DATA ROWS –
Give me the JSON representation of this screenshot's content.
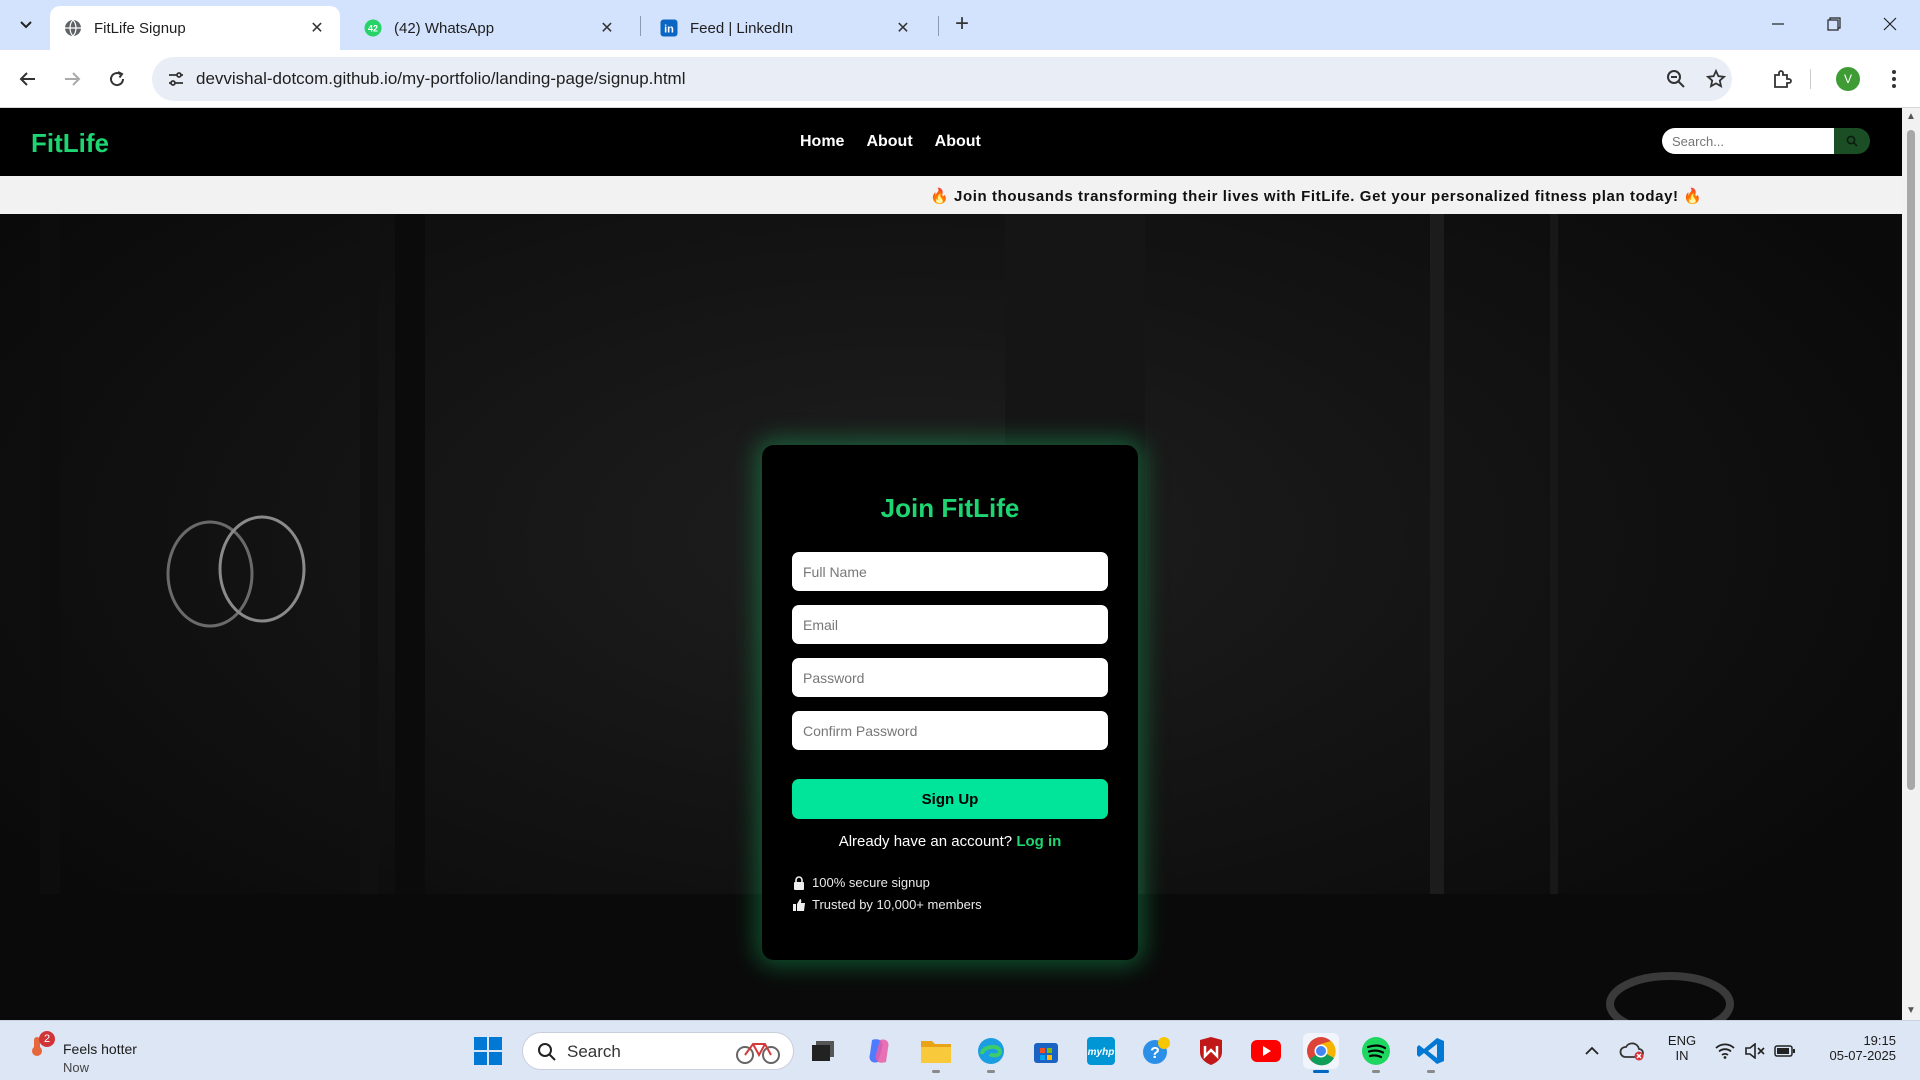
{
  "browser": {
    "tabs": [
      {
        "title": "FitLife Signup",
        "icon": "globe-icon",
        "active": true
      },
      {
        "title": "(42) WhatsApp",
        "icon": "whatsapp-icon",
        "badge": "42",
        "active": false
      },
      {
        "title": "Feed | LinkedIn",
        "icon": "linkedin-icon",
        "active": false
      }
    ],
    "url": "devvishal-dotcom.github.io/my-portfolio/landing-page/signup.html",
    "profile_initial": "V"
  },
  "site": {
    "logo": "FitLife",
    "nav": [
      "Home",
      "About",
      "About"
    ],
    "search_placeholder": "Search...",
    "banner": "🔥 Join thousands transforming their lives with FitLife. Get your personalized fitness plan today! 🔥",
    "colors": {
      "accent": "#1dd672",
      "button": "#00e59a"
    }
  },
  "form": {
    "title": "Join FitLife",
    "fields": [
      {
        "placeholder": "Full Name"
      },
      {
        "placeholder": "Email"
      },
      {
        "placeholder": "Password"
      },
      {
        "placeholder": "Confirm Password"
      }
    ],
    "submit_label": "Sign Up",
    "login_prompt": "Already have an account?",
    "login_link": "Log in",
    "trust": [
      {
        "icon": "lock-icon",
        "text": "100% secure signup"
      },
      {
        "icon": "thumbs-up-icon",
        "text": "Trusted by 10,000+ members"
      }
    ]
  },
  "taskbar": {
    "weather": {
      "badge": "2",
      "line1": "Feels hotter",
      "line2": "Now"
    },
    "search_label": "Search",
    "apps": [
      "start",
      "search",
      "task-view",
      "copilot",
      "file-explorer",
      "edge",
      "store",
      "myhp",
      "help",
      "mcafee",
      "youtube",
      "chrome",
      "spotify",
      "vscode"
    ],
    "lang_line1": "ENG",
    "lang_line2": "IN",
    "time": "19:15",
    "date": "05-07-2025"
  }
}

* * *

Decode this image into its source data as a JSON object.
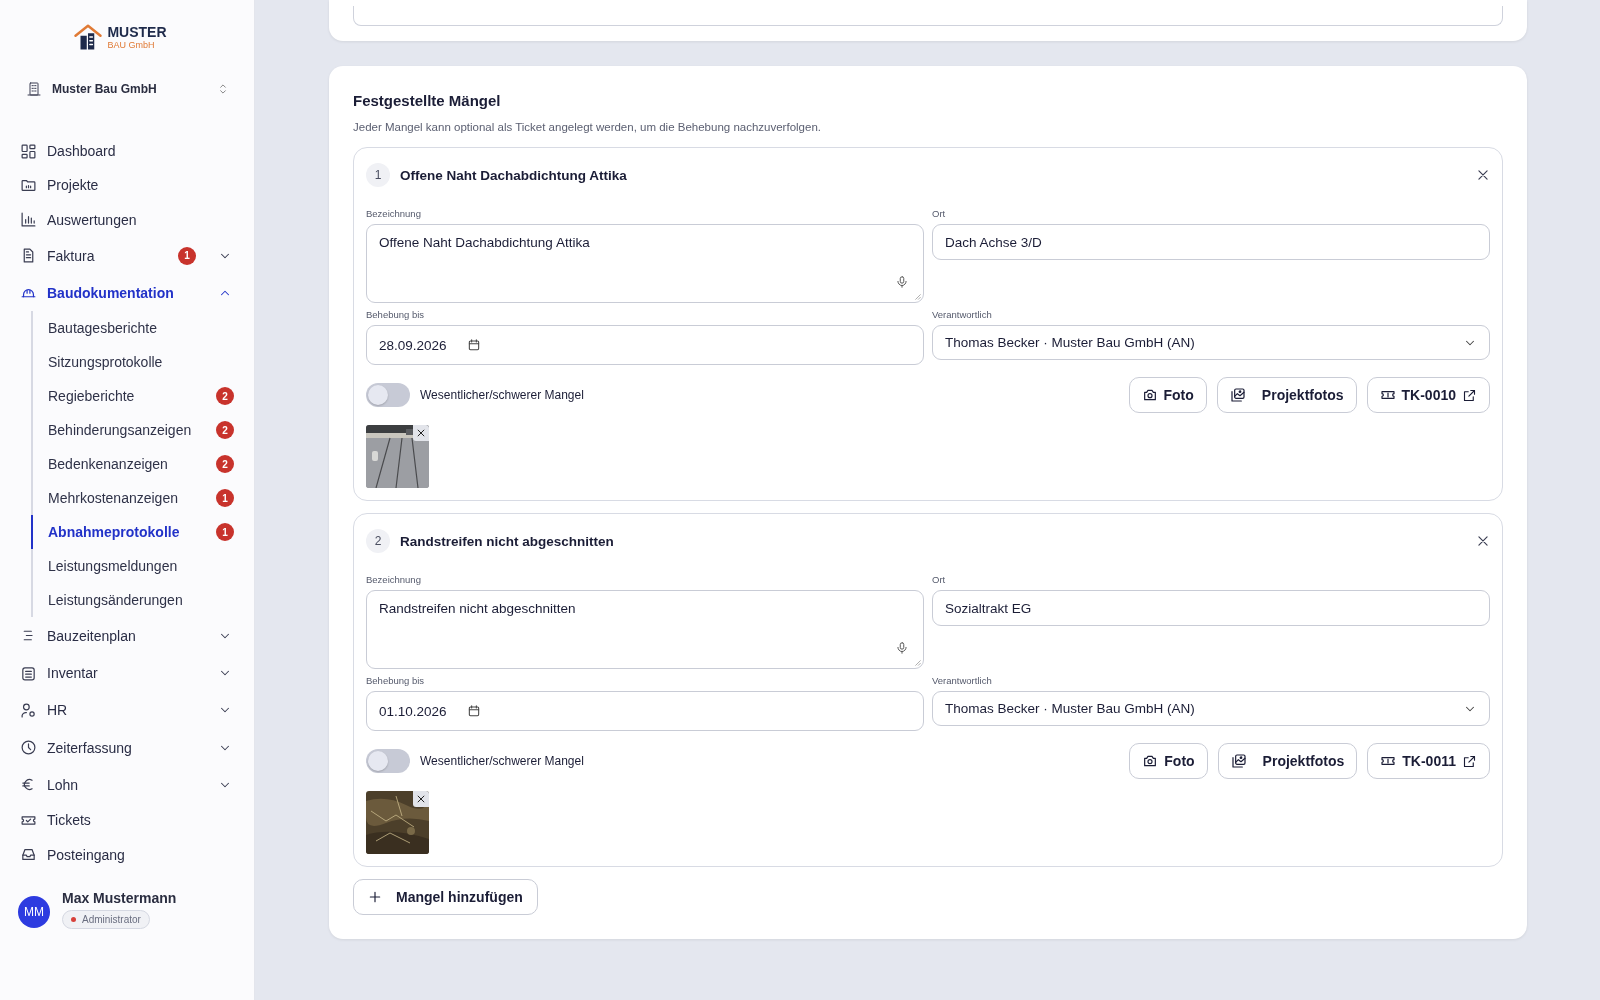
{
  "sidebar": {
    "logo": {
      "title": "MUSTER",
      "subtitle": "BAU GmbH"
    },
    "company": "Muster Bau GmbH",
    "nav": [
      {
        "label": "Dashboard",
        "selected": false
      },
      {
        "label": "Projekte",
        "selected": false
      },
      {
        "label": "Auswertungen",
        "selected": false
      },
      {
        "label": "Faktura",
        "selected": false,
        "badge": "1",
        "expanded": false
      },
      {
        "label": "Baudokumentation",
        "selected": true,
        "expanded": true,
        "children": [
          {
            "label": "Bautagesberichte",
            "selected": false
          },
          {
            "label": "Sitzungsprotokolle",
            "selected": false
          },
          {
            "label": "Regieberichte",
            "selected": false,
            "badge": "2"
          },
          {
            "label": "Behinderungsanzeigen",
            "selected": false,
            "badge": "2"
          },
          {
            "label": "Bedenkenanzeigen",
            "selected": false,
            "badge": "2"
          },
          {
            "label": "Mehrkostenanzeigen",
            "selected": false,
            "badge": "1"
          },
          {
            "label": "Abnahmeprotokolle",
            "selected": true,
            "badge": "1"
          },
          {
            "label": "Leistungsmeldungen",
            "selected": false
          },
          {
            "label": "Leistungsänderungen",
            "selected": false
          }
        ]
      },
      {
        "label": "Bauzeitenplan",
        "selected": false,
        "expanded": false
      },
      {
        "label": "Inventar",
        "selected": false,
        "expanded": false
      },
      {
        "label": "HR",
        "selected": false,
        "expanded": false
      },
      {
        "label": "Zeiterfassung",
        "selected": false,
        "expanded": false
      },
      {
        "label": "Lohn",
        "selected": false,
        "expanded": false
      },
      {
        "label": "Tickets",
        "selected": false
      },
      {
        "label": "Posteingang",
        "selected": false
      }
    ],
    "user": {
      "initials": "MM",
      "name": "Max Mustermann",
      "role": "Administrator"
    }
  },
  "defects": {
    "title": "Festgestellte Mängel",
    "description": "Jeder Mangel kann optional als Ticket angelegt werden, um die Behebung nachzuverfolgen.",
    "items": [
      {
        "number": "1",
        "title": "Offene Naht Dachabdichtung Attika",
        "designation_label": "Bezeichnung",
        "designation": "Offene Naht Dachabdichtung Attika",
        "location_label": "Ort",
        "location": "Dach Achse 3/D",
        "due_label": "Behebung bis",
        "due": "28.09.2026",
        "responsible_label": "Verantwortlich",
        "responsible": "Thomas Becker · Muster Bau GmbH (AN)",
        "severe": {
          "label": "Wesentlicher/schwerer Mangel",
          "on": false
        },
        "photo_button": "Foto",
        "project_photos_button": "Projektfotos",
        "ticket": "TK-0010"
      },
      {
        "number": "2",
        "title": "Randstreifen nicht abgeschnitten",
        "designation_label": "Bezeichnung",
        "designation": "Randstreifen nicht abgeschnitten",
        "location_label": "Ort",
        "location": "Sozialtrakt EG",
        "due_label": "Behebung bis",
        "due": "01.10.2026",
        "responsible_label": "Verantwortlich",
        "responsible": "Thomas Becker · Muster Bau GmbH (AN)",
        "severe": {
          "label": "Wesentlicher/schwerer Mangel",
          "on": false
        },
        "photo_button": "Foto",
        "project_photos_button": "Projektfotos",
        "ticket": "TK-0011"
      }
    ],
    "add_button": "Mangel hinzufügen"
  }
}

==

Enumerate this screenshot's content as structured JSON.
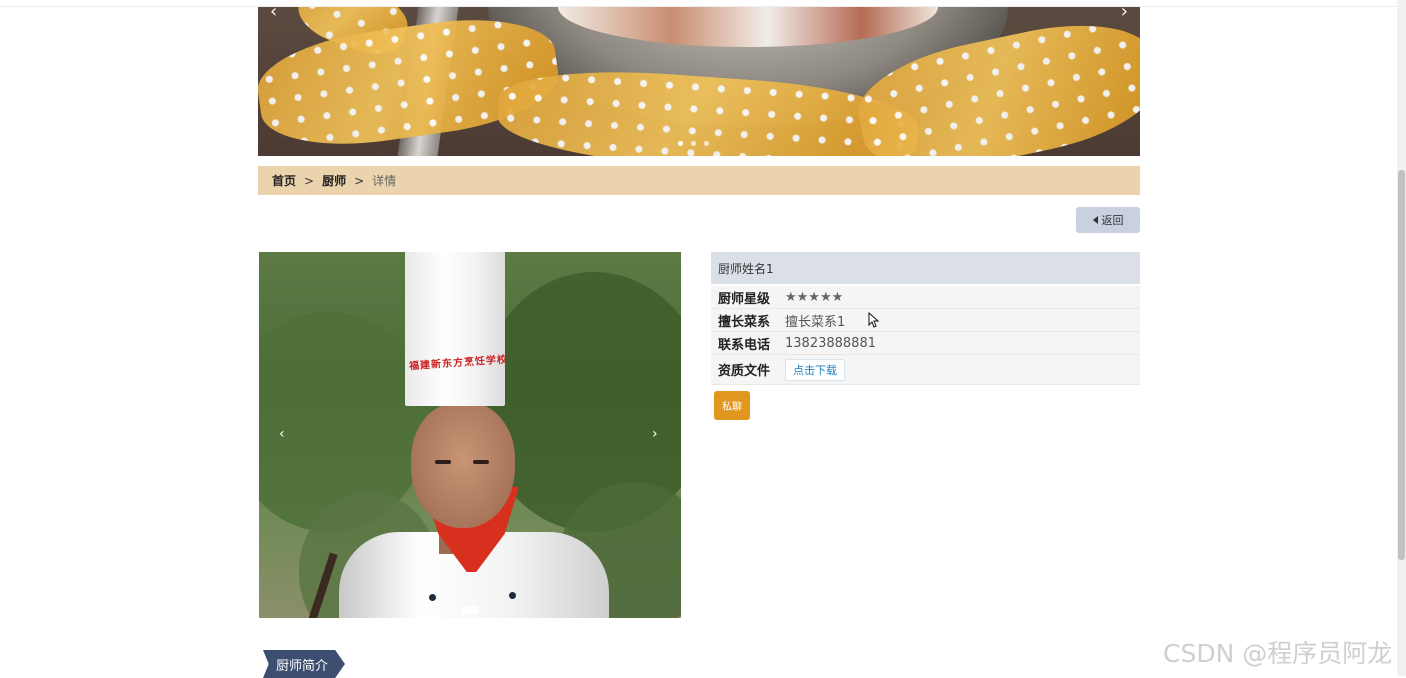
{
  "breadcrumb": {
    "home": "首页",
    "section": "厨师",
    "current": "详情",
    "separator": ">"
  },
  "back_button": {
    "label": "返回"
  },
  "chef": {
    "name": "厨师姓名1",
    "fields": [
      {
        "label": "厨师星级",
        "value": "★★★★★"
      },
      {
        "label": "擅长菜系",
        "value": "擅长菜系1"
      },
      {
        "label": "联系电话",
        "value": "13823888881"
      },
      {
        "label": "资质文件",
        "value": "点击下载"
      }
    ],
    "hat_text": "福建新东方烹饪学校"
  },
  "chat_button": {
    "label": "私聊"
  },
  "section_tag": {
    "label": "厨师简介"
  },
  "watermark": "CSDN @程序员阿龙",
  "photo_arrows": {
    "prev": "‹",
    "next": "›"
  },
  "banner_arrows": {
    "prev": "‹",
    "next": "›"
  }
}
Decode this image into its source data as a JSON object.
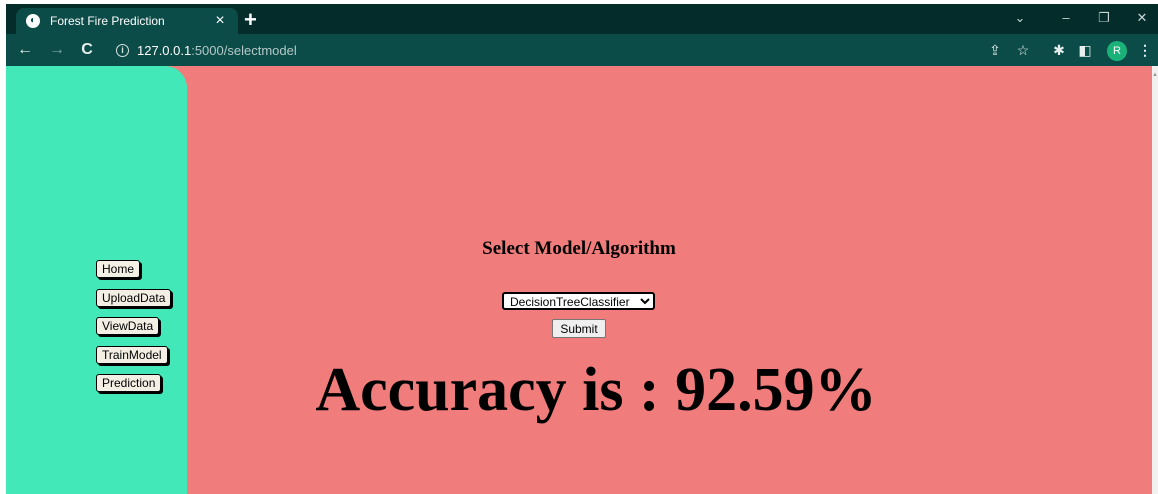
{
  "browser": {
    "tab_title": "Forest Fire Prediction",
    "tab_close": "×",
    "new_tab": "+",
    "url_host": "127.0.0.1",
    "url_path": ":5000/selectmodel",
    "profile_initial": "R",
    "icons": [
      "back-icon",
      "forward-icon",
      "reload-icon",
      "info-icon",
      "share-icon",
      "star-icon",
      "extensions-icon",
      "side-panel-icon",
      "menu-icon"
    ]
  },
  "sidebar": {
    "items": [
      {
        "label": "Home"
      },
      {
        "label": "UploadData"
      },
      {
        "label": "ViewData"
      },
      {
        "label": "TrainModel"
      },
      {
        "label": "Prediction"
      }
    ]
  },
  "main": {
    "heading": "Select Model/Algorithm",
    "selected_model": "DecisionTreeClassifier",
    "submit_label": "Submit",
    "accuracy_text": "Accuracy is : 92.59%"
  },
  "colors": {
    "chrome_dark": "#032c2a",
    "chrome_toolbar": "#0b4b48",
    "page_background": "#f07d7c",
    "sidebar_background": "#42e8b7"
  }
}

TASK PROMPT – Search the data above for lines holding "Offene" and copy each of them.

RESPONSE BELOW –
        "title": "Offene Naht Dachabdichtung Attika",
        "designation": "Offene Naht Dachabdichtung Attika",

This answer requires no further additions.